* [Problem to solve]:
Nothing may be dropped or altered: reproduce all the data.

↓↓↓

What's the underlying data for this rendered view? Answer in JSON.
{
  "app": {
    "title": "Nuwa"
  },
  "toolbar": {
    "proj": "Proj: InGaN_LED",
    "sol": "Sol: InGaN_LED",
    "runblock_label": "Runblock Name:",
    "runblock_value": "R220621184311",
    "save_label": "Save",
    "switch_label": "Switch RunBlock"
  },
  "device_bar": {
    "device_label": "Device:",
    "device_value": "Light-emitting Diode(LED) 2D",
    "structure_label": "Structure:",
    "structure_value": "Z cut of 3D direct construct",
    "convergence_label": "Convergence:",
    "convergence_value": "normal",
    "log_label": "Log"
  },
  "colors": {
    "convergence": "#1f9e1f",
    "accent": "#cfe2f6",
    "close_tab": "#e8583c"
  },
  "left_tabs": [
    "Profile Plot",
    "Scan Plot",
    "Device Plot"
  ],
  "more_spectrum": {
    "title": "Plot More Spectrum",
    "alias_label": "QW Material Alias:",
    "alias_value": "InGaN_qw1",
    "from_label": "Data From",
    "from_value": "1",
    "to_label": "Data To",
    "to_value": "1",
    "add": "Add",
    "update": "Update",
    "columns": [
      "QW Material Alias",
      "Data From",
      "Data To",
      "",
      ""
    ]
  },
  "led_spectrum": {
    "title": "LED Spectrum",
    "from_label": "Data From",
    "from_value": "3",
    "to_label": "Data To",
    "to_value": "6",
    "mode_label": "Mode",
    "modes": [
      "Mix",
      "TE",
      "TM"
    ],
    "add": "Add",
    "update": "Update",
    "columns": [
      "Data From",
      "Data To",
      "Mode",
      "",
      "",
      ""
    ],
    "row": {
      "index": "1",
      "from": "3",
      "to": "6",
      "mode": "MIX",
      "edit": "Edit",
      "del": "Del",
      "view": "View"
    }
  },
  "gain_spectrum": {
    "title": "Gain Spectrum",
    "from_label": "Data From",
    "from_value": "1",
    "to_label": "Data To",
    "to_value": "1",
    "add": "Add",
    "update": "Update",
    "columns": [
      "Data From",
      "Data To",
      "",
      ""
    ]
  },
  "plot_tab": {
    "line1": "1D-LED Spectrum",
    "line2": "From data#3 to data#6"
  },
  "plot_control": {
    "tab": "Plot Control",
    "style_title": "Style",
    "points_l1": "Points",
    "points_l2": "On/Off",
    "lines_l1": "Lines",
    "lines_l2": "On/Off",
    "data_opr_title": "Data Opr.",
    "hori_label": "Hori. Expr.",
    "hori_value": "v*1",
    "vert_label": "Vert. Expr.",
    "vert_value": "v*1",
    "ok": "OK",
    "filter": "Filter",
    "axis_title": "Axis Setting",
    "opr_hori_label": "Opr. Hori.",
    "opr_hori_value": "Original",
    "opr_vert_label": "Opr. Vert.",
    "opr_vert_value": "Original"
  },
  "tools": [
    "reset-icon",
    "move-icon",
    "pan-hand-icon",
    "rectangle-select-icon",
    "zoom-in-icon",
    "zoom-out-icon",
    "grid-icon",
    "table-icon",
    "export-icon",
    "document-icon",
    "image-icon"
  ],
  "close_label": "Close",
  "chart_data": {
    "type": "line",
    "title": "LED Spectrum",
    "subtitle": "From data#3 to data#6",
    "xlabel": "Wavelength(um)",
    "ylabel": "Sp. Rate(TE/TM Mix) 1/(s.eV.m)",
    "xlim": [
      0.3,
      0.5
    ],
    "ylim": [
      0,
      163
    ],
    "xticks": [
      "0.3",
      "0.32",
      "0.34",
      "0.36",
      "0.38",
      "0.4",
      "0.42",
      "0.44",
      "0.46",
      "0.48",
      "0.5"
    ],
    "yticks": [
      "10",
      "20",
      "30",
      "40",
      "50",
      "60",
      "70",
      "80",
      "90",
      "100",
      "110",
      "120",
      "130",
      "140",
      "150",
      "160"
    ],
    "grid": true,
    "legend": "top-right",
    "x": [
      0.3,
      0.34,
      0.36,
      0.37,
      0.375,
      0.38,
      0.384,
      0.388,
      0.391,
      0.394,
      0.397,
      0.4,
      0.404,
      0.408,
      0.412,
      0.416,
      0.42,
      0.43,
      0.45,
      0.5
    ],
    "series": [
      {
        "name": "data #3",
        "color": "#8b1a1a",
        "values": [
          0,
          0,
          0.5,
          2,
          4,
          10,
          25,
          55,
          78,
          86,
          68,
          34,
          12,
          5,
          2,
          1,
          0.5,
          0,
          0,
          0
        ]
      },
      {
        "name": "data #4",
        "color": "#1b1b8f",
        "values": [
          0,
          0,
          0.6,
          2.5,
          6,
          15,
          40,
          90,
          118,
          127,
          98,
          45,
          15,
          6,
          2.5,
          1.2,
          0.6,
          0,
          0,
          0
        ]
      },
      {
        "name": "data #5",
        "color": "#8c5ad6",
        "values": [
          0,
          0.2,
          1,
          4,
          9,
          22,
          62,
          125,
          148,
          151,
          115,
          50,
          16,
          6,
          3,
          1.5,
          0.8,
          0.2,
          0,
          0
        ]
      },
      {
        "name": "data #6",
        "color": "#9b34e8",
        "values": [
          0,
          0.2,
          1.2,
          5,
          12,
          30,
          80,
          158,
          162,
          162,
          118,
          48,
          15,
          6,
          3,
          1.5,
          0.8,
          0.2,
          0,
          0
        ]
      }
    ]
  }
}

↑↑↑

* [Answer to this task]:
What's the underlying data for this rendered view? Answer in JSON.
{
  "app": {
    "title": "Nuwa"
  },
  "toolbar": {
    "proj": "Proj: InGaN_LED",
    "sol": "Sol: InGaN_LED",
    "runblock_label": "Runblock Name:",
    "runblock_value": "R220621184311",
    "save_label": "Save",
    "switch_label": "Switch RunBlock"
  },
  "device_bar": {
    "device_label": "Device:",
    "device_value": "Light-emitting Diode(LED) 2D",
    "structure_label": "Structure:",
    "structure_value": "Z cut of 3D direct construct",
    "convergence_label": "Convergence:",
    "convergence_value": "normal",
    "log_label": "Log"
  },
  "colors": {
    "convergence": "#1f9e1f",
    "accent": "#cfe2f6",
    "close_tab": "#e8583c"
  },
  "left_tabs": [
    "Profile Plot",
    "Scan Plot",
    "Device Plot"
  ],
  "more_spectrum": {
    "title": "Plot More Spectrum",
    "alias_label": "QW Material Alias:",
    "alias_value": "InGaN_qw1",
    "from_label": "Data From",
    "from_value": "1",
    "to_label": "Data To",
    "to_value": "1",
    "add": "Add",
    "update": "Update",
    "columns": [
      "QW Material Alias",
      "Data From",
      "Data To",
      "",
      ""
    ]
  },
  "led_spectrum": {
    "title": "LED Spectrum",
    "from_label": "Data From",
    "from_value": "3",
    "to_label": "Data To",
    "to_value": "6",
    "mode_label": "Mode",
    "modes": [
      "Mix",
      "TE",
      "TM"
    ],
    "add": "Add",
    "update": "Update",
    "columns": [
      "Data From",
      "Data To",
      "Mode",
      "",
      "",
      ""
    ],
    "row": {
      "index": "1",
      "from": "3",
      "to": "6",
      "mode": "MIX",
      "edit": "Edit",
      "del": "Del",
      "view": "View"
    }
  },
  "gain_spectrum": {
    "title": "Gain Spectrum",
    "from_label": "Data From",
    "from_value": "1",
    "to_label": "Data To",
    "to_value": "1",
    "add": "Add",
    "update": "Update",
    "columns": [
      "Data From",
      "Data To",
      "",
      ""
    ]
  },
  "plot_tab": {
    "line1": "1D-LED Spectrum",
    "line2": "From data#3 to data#6"
  },
  "plot_control": {
    "tab": "Plot Control",
    "style_title": "Style",
    "points_l1": "Points",
    "points_l2": "On/Off",
    "lines_l1": "Lines",
    "lines_l2": "On/Off",
    "data_opr_title": "Data Opr.",
    "hori_label": "Hori. Expr.",
    "hori_value": "v*1",
    "vert_label": "Vert. Expr.",
    "vert_value": "v*1",
    "ok": "OK",
    "filter": "Filter",
    "axis_title": "Axis Setting",
    "opr_hori_label": "Opr. Hori.",
    "opr_hori_value": "Original",
    "opr_vert_label": "Opr. Vert.",
    "opr_vert_value": "Original"
  },
  "tools": [
    "reset-icon",
    "move-icon",
    "pan-hand-icon",
    "rectangle-select-icon",
    "zoom-in-icon",
    "zoom-out-icon",
    "grid-icon",
    "table-icon",
    "export-icon",
    "document-icon",
    "image-icon"
  ],
  "close_label": "Close",
  "chart_data": {
    "type": "line",
    "title": "LED Spectrum",
    "subtitle": "From data#3 to data#6",
    "xlabel": "Wavelength(um)",
    "ylabel": "Sp. Rate(TE/TM Mix) 1/(s.eV.m)",
    "xlim": [
      0.3,
      0.5
    ],
    "ylim": [
      0,
      163
    ],
    "xticks": [
      "0.3",
      "0.32",
      "0.34",
      "0.36",
      "0.38",
      "0.4",
      "0.42",
      "0.44",
      "0.46",
      "0.48",
      "0.5"
    ],
    "yticks": [
      "10",
      "20",
      "30",
      "40",
      "50",
      "60",
      "70",
      "80",
      "90",
      "100",
      "110",
      "120",
      "130",
      "140",
      "150",
      "160"
    ],
    "grid": true,
    "legend": "top-right",
    "x": [
      0.3,
      0.34,
      0.36,
      0.37,
      0.375,
      0.38,
      0.384,
      0.388,
      0.391,
      0.394,
      0.397,
      0.4,
      0.404,
      0.408,
      0.412,
      0.416,
      0.42,
      0.43,
      0.45,
      0.5
    ],
    "series": [
      {
        "name": "data #3",
        "color": "#8b1a1a",
        "values": [
          0,
          0,
          0.5,
          2,
          4,
          10,
          25,
          55,
          78,
          86,
          68,
          34,
          12,
          5,
          2,
          1,
          0.5,
          0,
          0,
          0
        ]
      },
      {
        "name": "data #4",
        "color": "#1b1b8f",
        "values": [
          0,
          0,
          0.6,
          2.5,
          6,
          15,
          40,
          90,
          118,
          127,
          98,
          45,
          15,
          6,
          2.5,
          1.2,
          0.6,
          0,
          0,
          0
        ]
      },
      {
        "name": "data #5",
        "color": "#8c5ad6",
        "values": [
          0,
          0.2,
          1,
          4,
          9,
          22,
          62,
          125,
          148,
          151,
          115,
          50,
          16,
          6,
          3,
          1.5,
          0.8,
          0.2,
          0,
          0
        ]
      },
      {
        "name": "data #6",
        "color": "#9b34e8",
        "values": [
          0,
          0.2,
          1.2,
          5,
          12,
          30,
          80,
          158,
          162,
          162,
          118,
          48,
          15,
          6,
          3,
          1.5,
          0.8,
          0.2,
          0,
          0
        ]
      }
    ]
  }
}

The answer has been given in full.